Stated task: Output all the data exactly. Pictures do not belong in the copy.

·····

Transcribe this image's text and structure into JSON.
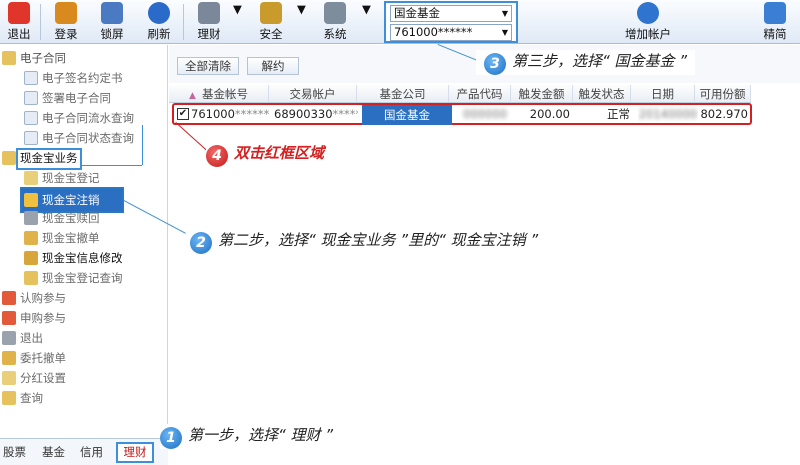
{
  "toolbar": {
    "items": [
      {
        "label": "退出",
        "color": "#e0352b",
        "icon": "power-icon"
      },
      {
        "label": "登录",
        "color": "#d98a1e",
        "icon": "users-icon"
      },
      {
        "label": "锁屏",
        "color": "#4a7bc2",
        "icon": "lock-screen-icon"
      },
      {
        "label": "刷新",
        "color": "#2a6bc9",
        "icon": "refresh-icon"
      },
      {
        "label": "理财",
        "color": "#7a8899",
        "icon": "finance-icon"
      },
      {
        "label": "安全",
        "color": "#c99a2c",
        "icon": "key-icon"
      },
      {
        "label": "系统",
        "color": "#7e8d9c",
        "icon": "tools-icon"
      },
      {
        "label": "增加帐户",
        "color": "#2f74cf",
        "icon": "add-account-icon"
      },
      {
        "label": "精简",
        "color": "#3a7fd4",
        "icon": "simplify-icon"
      }
    ],
    "fund_company_select": "国金基金",
    "account_select": "761000******"
  },
  "left": {
    "tree": [
      {
        "label": "电子合同",
        "level": 0
      },
      {
        "label": "电子签名约定书",
        "level": 1
      },
      {
        "label": "签署电子合同",
        "level": 1
      },
      {
        "label": "电子合同流水查询",
        "level": 1
      },
      {
        "label": "电子合同状态查询",
        "level": 1
      },
      {
        "label": "现金宝业务",
        "level": 0
      },
      {
        "label": "现金宝登记",
        "level": 1
      },
      {
        "label": "现金宝注销",
        "level": 1
      },
      {
        "label": "现金宝赎回",
        "level": 1
      },
      {
        "label": "现金宝撤单",
        "level": 1
      },
      {
        "label": "现金宝信息修改",
        "level": 1
      },
      {
        "label": "现金宝登记查询",
        "level": 1
      },
      {
        "label": "认购参与",
        "level": 0
      },
      {
        "label": "申购参与",
        "level": 0
      },
      {
        "label": "退出",
        "level": 0
      },
      {
        "label": "委托撤单",
        "level": 0
      },
      {
        "label": "分红设置",
        "level": 0
      },
      {
        "label": "查询",
        "level": 0
      }
    ],
    "tabs": [
      "股票",
      "基金",
      "信用",
      "理财"
    ]
  },
  "right": {
    "buttons": [
      "全部清除",
      "解约"
    ],
    "columns": [
      "基金帐号",
      "交易帐户",
      "基金公司",
      "产品代码",
      "触发金额",
      "触发状态",
      "日期",
      "可用份额"
    ],
    "row": {
      "fund_account": "761000",
      "fund_account_mask": "******",
      "trade_account": "68900330",
      "trade_account_mask": "******",
      "company": "国金基金",
      "product_code": "000000",
      "trigger_amount": "200.00",
      "trigger_status": "正常",
      "date": "20140000",
      "available_shares": "802.970"
    }
  },
  "annotations": {
    "step1_num": "1",
    "step1": "第一步，选择“ 理财 ”",
    "step2_num": "2",
    "step2": "第二步，选择“ 现金宝业务 ”里的“ 现金宝注销 ”",
    "step3_num": "3",
    "step3": "第三步，选择“ 国金基金 ”",
    "step4_num": "4",
    "step4": "双击红框区域"
  }
}
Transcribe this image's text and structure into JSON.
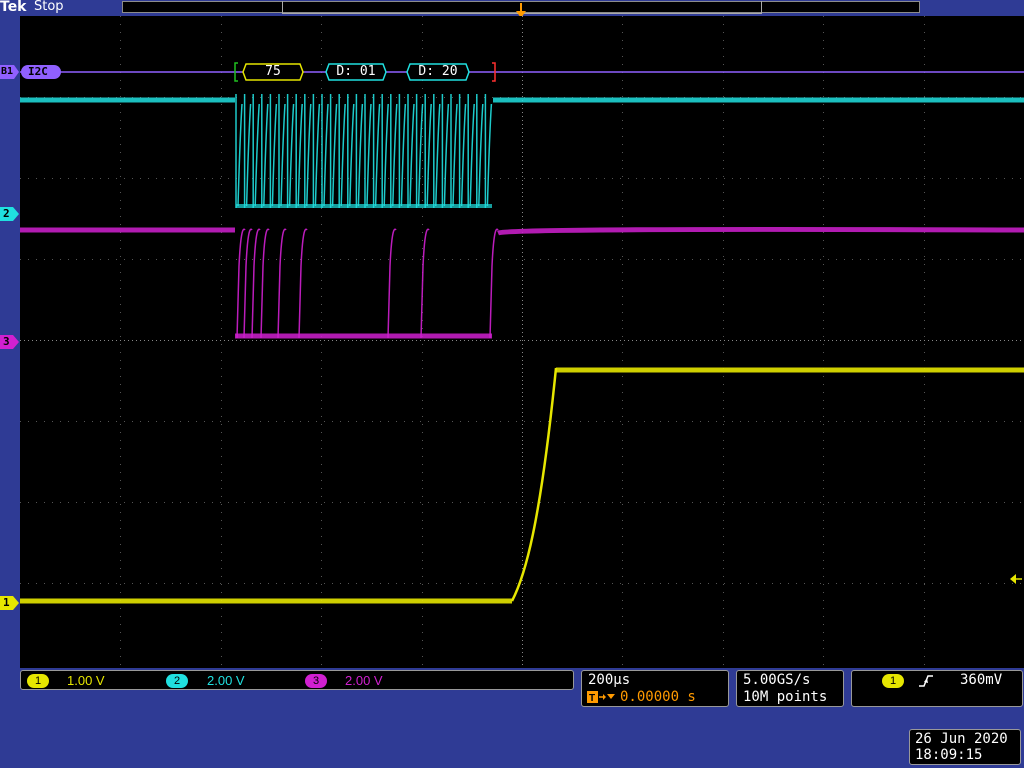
{
  "header": {
    "brand": "Tek",
    "run_state": "Stop",
    "trigger_marker": "T"
  },
  "bus": {
    "label": "I2C",
    "marker": "B1",
    "packets": [
      "75",
      "D: 01",
      "D: 20"
    ]
  },
  "channels": [
    {
      "marker": "1",
      "color": "#e6e600",
      "scale": "1.00 V"
    },
    {
      "marker": "2",
      "color": "#20e0e0",
      "scale": "2.00 V"
    },
    {
      "marker": "3",
      "color": "#d020d0",
      "scale": "2.00 V"
    }
  ],
  "channel3_marker": "3",
  "timebase": {
    "scale": "200µs",
    "position": "0.00000 s",
    "sample_rate": "5.00GS/s",
    "record_length": "10M points"
  },
  "trigger": {
    "source": "1",
    "slope_icon": "rising-edge-icon",
    "level": "360mV"
  },
  "datetime": {
    "date": "26 Jun 2020",
    "time": "18:09:15"
  },
  "colors": {
    "background": "#2f3b95",
    "ch1": "#e6e600",
    "ch2": "#20e0e0",
    "ch3": "#d020d0",
    "bus": "#9060ff"
  }
}
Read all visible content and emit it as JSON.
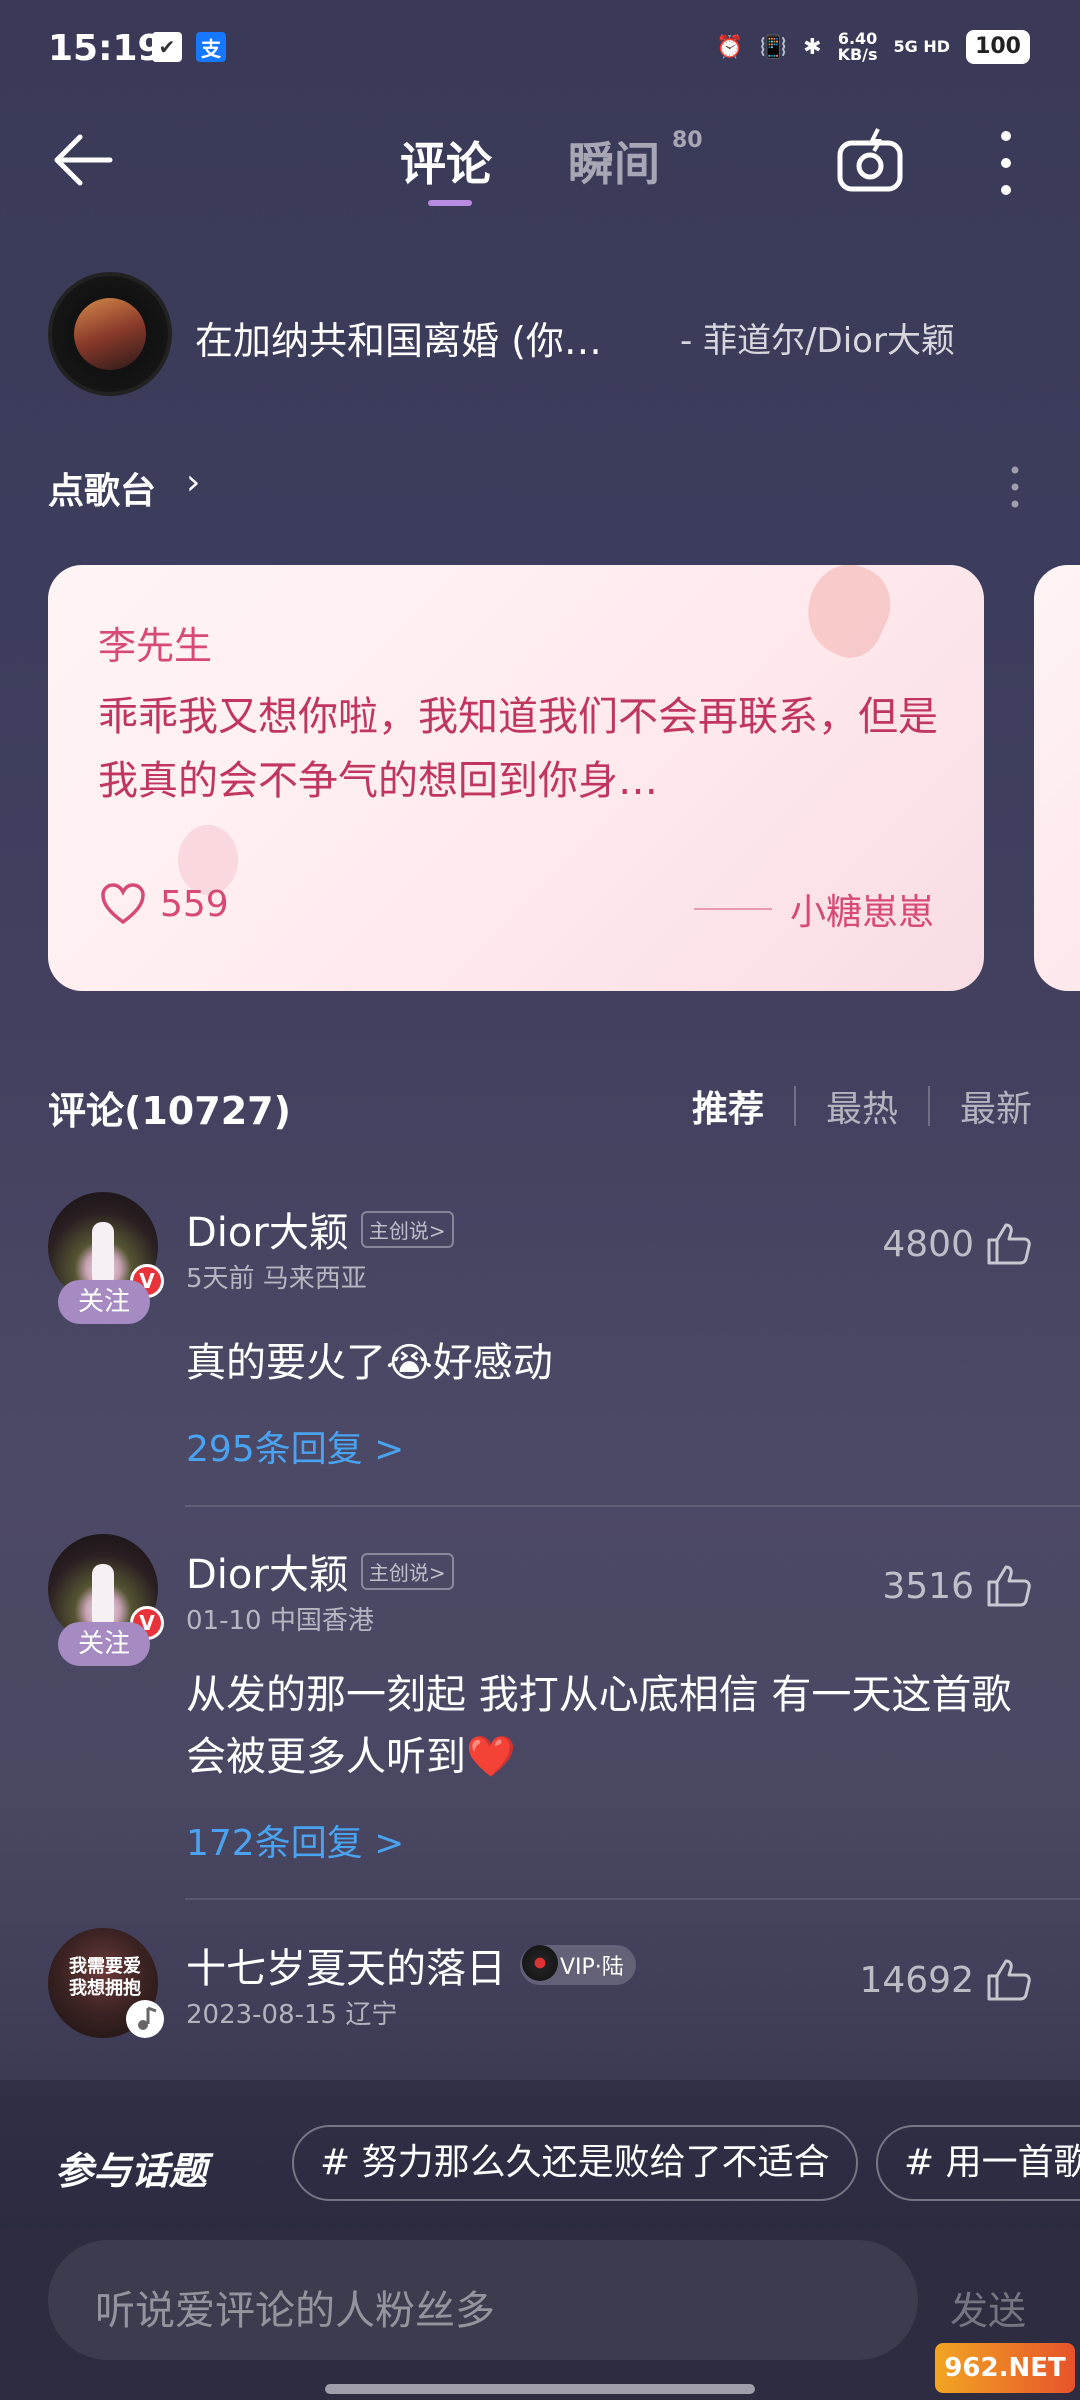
{
  "status_bar": {
    "time": "15:19",
    "net_speed_value": "6.40",
    "net_speed_unit": "KB/s",
    "signal": "5G HD",
    "battery": "100"
  },
  "header": {
    "tabs": [
      {
        "label": "评论",
        "active": true
      },
      {
        "label": "瞬间",
        "active": false,
        "sup": "80"
      }
    ]
  },
  "song": {
    "title": "在加纳共和国离婚 (你…",
    "artist": "- 菲道尔/Dior大颖"
  },
  "dedication": {
    "title": "点歌台",
    "card": {
      "to": "李先生",
      "message": "乖乖我又想你啦，我知道我们不会再联系，但是我真的会不争气的想回到你身…",
      "likes": "559",
      "from": "小糖崽崽"
    }
  },
  "comments": {
    "title": "评论(10727)",
    "sort_tabs": [
      {
        "label": "推荐",
        "active": true
      },
      {
        "label": "最热",
        "active": false
      },
      {
        "label": "最新",
        "active": false
      }
    ],
    "items": [
      {
        "name": "Dior大颖",
        "tag": "主创说>",
        "meta": "5天前 马来西亚",
        "likes": "4800",
        "follow": "关注",
        "badge": "V",
        "text": "真的要火了😭好感动",
        "replies": "295条回复 >"
      },
      {
        "name": "Dior大颖",
        "tag": "主创说>",
        "meta": "01-10 中国香港",
        "likes": "3516",
        "follow": "关注",
        "badge": "V",
        "text": "从发的那一刻起 我打从心底相信 有一天这首歌会被更多人听到❤️",
        "replies": "172条回复 >"
      },
      {
        "name": "十七岁夏天的落日",
        "vip": "VIP·陆",
        "meta": "2023-08-15 辽宁",
        "likes": "14692",
        "avatar_text": "我需要爱 我想拥抱"
      }
    ]
  },
  "topics": {
    "title": "参与话题",
    "chips": [
      "# 努力那么久还是败给了不适合",
      "# 用一首歌"
    ]
  },
  "input": {
    "placeholder": "听说爱评论的人粉丝多",
    "send": "发送"
  },
  "watermark": "962.NET",
  "colors": {
    "accent": "#b98be0",
    "reply_link": "#4aa3f0",
    "card_text": "#c0365e",
    "verified_badge": "#e8333a"
  }
}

·····

Output:
Transcribe this image's text and structure into JSON.
{
  "toolbar": {
    "items": [
      {
        "label": "退出",
        "color": "#e0352b",
        "icon": "power-icon"
      },
      {
        "label": "登录",
        "color": "#d98a1e",
        "icon": "users-icon"
      },
      {
        "label": "锁屏",
        "color": "#4a7bc2",
        "icon": "lock-screen-icon"
      },
      {
        "label": "刷新",
        "color": "#2a6bc9",
        "icon": "refresh-icon"
      },
      {
        "label": "理财",
        "color": "#7a8899",
        "icon": "finance-icon"
      },
      {
        "label": "安全",
        "color": "#c99a2c",
        "icon": "key-icon"
      },
      {
        "label": "系统",
        "color": "#7e8d9c",
        "icon": "tools-icon"
      },
      {
        "label": "增加帐户",
        "color": "#2f74cf",
        "icon": "add-account-icon"
      },
      {
        "label": "精简",
        "color": "#3a7fd4",
        "icon": "simplify-icon"
      }
    ],
    "fund_company_select": "国金基金",
    "account_select": "761000******"
  },
  "left": {
    "tree": [
      {
        "label": "电子合同",
        "level": 0
      },
      {
        "label": "电子签名约定书",
        "level": 1
      },
      {
        "label": "签署电子合同",
        "level": 1
      },
      {
        "label": "电子合同流水查询",
        "level": 1
      },
      {
        "label": "电子合同状态查询",
        "level": 1
      },
      {
        "label": "现金宝业务",
        "level": 0
      },
      {
        "label": "现金宝登记",
        "level": 1
      },
      {
        "label": "现金宝注销",
        "level": 1
      },
      {
        "label": "现金宝赎回",
        "level": 1
      },
      {
        "label": "现金宝撤单",
        "level": 1
      },
      {
        "label": "现金宝信息修改",
        "level": 1
      },
      {
        "label": "现金宝登记查询",
        "level": 1
      },
      {
        "label": "认购参与",
        "level": 0
      },
      {
        "label": "申购参与",
        "level": 0
      },
      {
        "label": "退出",
        "level": 0
      },
      {
        "label": "委托撤单",
        "level": 0
      },
      {
        "label": "分红设置",
        "level": 0
      },
      {
        "label": "查询",
        "level": 0
      }
    ],
    "tabs": [
      "股票",
      "基金",
      "信用",
      "理财"
    ]
  },
  "right": {
    "buttons": [
      "全部清除",
      "解约"
    ],
    "columns": [
      "基金帐号",
      "交易帐户",
      "基金公司",
      "产品代码",
      "触发金额",
      "触发状态",
      "日期",
      "可用份额"
    ],
    "row": {
      "fund_account": "761000",
      "fund_account_mask": "******",
      "trade_account": "68900330",
      "trade_account_mask": "******",
      "company": "国金基金",
      "product_code": "000000",
      "trigger_amount": "200.00",
      "trigger_status": "正常",
      "date": "20140000",
      "available_shares": "802.970"
    }
  },
  "annotations": {
    "step1_num": "1",
    "step1": "第一步，选择“ 理财 ”",
    "step2_num": "2",
    "step2": "第二步，选择“ 现金宝业务 ”里的“ 现金宝注销 ”",
    "step3_num": "3",
    "step3": "第三步，选择“ 国金基金 ”",
    "step4_num": "4",
    "step4": "双击红框区域"
  }
}
Transcribe this image's text and structure into JSON.
{
  "header": {
    "brand": "Tek",
    "run_state": "Stop",
    "trigger_marker": "T"
  },
  "bus": {
    "label": "I2C",
    "marker": "B1",
    "packets": [
      "75",
      "D: 01",
      "D: 20"
    ]
  },
  "channels": [
    {
      "marker": "1",
      "color": "#e6e600",
      "scale": "1.00 V"
    },
    {
      "marker": "2",
      "color": "#20e0e0",
      "scale": "2.00 V"
    },
    {
      "marker": "3",
      "color": "#d020d0",
      "scale": "2.00 V"
    }
  ],
  "channel3_marker": "3",
  "timebase": {
    "scale": "200µs",
    "position": "0.00000 s",
    "sample_rate": "5.00GS/s",
    "record_length": "10M points"
  },
  "trigger": {
    "source": "1",
    "slope_icon": "rising-edge-icon",
    "level": "360mV"
  },
  "datetime": {
    "date": "26 Jun 2020",
    "time": "18:09:15"
  },
  "colors": {
    "background": "#2f3b95",
    "ch1": "#e6e600",
    "ch2": "#20e0e0",
    "ch3": "#d020d0",
    "bus": "#9060ff"
  }
}
Read all visible content and emit it as JSON.
{
  "status_bar": {
    "time": "15:19",
    "net_speed_value": "6.40",
    "net_speed_unit": "KB/s",
    "signal": "5G HD",
    "battery": "100"
  },
  "header": {
    "tabs": [
      {
        "label": "评论",
        "active": true
      },
      {
        "label": "瞬间",
        "active": false,
        "sup": "80"
      }
    ]
  },
  "song": {
    "title": "在加纳共和国离婚 (你…",
    "artist": "- 菲道尔/Dior大颖"
  },
  "dedication": {
    "title": "点歌台",
    "card": {
      "to": "李先生",
      "message": "乖乖我又想你啦，我知道我们不会再联系，但是我真的会不争气的想回到你身…",
      "likes": "559",
      "from": "小糖崽崽"
    }
  },
  "comments": {
    "title": "评论(10727)",
    "sort_tabs": [
      {
        "label": "推荐",
        "active": true
      },
      {
        "label": "最热",
        "active": false
      },
      {
        "label": "最新",
        "active": false
      }
    ],
    "items": [
      {
        "name": "Dior大颖",
        "tag": "主创说>",
        "meta": "5天前 马来西亚",
        "likes": "4800",
        "follow": "关注",
        "badge": "V",
        "text": "真的要火了😭好感动",
        "replies": "295条回复 >"
      },
      {
        "name": "Dior大颖",
        "tag": "主创说>",
        "meta": "01-10 中国香港",
        "likes": "3516",
        "follow": "关注",
        "badge": "V",
        "text": "从发的那一刻起 我打从心底相信 有一天这首歌会被更多人听到❤️",
        "replies": "172条回复 >"
      },
      {
        "name": "十七岁夏天的落日",
        "vip": "VIP·陆",
        "meta": "2023-08-15 辽宁",
        "likes": "14692",
        "avatar_text": "我需要爱 我想拥抱"
      }
    ]
  },
  "topics": {
    "title": "参与话题",
    "chips": [
      "# 努力那么久还是败给了不适合",
      "# 用一首歌"
    ]
  },
  "input": {
    "placeholder": "听说爱评论的人粉丝多",
    "send": "发送"
  },
  "watermark": "962.NET",
  "colors": {
    "accent": "#b98be0",
    "reply_link": "#4aa3f0",
    "card_text": "#c0365e",
    "verified_badge": "#e8333a"
  }
}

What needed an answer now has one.